#### The data ####

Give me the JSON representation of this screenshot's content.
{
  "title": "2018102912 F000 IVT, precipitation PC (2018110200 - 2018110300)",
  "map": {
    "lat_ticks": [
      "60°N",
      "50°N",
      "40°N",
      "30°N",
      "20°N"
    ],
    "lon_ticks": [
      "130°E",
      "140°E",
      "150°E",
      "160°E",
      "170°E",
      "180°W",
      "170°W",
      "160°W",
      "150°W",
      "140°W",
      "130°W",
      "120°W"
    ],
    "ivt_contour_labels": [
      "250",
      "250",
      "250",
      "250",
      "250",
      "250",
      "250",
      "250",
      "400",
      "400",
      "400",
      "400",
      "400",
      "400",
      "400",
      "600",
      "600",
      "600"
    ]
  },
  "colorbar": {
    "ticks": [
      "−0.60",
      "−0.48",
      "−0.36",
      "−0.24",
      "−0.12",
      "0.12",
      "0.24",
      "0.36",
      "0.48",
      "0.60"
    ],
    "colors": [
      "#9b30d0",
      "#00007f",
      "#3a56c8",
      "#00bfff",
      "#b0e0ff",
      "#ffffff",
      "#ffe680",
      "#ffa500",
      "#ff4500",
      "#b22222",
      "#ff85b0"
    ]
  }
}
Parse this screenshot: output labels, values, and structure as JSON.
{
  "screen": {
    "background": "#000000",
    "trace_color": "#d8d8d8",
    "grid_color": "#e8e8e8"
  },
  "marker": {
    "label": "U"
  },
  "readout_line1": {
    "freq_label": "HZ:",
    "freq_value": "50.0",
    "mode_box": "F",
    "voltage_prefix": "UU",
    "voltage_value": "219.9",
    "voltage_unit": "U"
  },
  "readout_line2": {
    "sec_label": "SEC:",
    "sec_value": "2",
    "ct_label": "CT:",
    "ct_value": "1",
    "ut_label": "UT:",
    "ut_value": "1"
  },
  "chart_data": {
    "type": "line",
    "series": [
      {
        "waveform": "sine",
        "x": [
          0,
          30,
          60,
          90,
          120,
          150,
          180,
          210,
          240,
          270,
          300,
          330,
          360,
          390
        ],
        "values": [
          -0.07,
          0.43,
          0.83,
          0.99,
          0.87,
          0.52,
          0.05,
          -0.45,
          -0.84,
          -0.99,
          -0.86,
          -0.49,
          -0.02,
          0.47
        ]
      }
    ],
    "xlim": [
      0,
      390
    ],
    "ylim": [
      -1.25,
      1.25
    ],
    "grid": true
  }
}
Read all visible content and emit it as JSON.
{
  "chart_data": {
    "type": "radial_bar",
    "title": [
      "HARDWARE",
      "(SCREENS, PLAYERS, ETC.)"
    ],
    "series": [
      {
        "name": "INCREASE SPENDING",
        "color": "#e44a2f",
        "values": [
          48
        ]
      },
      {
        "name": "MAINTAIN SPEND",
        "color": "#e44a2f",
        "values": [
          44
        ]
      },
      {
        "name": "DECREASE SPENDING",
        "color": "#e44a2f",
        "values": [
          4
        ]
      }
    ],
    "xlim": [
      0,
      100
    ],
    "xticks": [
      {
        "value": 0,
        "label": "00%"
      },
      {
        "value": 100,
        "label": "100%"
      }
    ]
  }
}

####

> [Aim] Write the entire listing out again, word for word.

> [Expected answer]
Give me the JSON representation of this screenshot's content.
{
  "title": "2018102912 F000 IVT, precipitation PC (2018110200 - 2018110300)",
  "map": {
    "lat_ticks": [
      "60°N",
      "50°N",
      "40°N",
      "30°N",
      "20°N"
    ],
    "lon_ticks": [
      "130°E",
      "140°E",
      "150°E",
      "160°E",
      "170°E",
      "180°W",
      "170°W",
      "160°W",
      "150°W",
      "140°W",
      "130°W",
      "120°W"
    ],
    "ivt_contour_labels": [
      "250",
      "250",
      "250",
      "250",
      "250",
      "250",
      "250",
      "250",
      "400",
      "400",
      "400",
      "400",
      "400",
      "400",
      "400",
      "600",
      "600",
      "600"
    ]
  },
  "colorbar": {
    "ticks": [
      "−0.60",
      "−0.48",
      "−0.36",
      "−0.24",
      "−0.12",
      "0.12",
      "0.24",
      "0.36",
      "0.48",
      "0.60"
    ],
    "colors": [
      "#9b30d0",
      "#00007f",
      "#3a56c8",
      "#00bfff",
      "#b0e0ff",
      "#ffffff",
      "#ffe680",
      "#ffa500",
      "#ff4500",
      "#b22222",
      "#ff85b0"
    ]
  }
}
Parse this screenshot: output labels, values, and structure as JSON.
{
  "screen": {
    "background": "#000000",
    "trace_color": "#d8d8d8",
    "grid_color": "#e8e8e8"
  },
  "marker": {
    "label": "U"
  },
  "readout_line1": {
    "freq_label": "HZ:",
    "freq_value": "50.0",
    "mode_box": "F",
    "voltage_prefix": "UU",
    "voltage_value": "219.9",
    "voltage_unit": "U"
  },
  "readout_line2": {
    "sec_label": "SEC:",
    "sec_value": "2",
    "ct_label": "CT:",
    "ct_value": "1",
    "ut_label": "UT:",
    "ut_value": "1"
  },
  "chart_data": {
    "type": "line",
    "series": [
      {
        "waveform": "sine",
        "x": [
          0,
          30,
          60,
          90,
          120,
          150,
          180,
          210,
          240,
          270,
          300,
          330,
          360,
          390
        ],
        "values": [
          -0.07,
          0.43,
          0.83,
          0.99,
          0.87,
          0.52,
          0.05,
          -0.45,
          -0.84,
          -0.99,
          -0.86,
          -0.49,
          -0.02,
          0.47
        ]
      }
    ],
    "xlim": [
      0,
      390
    ],
    "ylim": [
      -1.25,
      1.25
    ],
    "grid": true
  }
}
Read all visible content and emit it as JSON.
{
  "chart_data": {
    "type": "radial_bar",
    "title": [
      "HARDWARE",
      "(SCREENS, PLAYERS, ETC.)"
    ],
    "series": [
      {
        "name": "INCREASE SPENDING",
        "color": "#e44a2f",
        "values": [
          48
        ]
      },
      {
        "name": "MAINTAIN SPEND",
        "color": "#e44a2f",
        "values": [
          44
        ]
      },
      {
        "name": "DECREASE SPENDING",
        "color": "#e44a2f",
        "values": [
          4
        ]
      }
    ],
    "xlim": [
      0,
      100
    ],
    "xticks": [
      {
        "value": 0,
        "label": "00%"
      },
      {
        "value": 100,
        "label": "100%"
      }
    ]
  }
}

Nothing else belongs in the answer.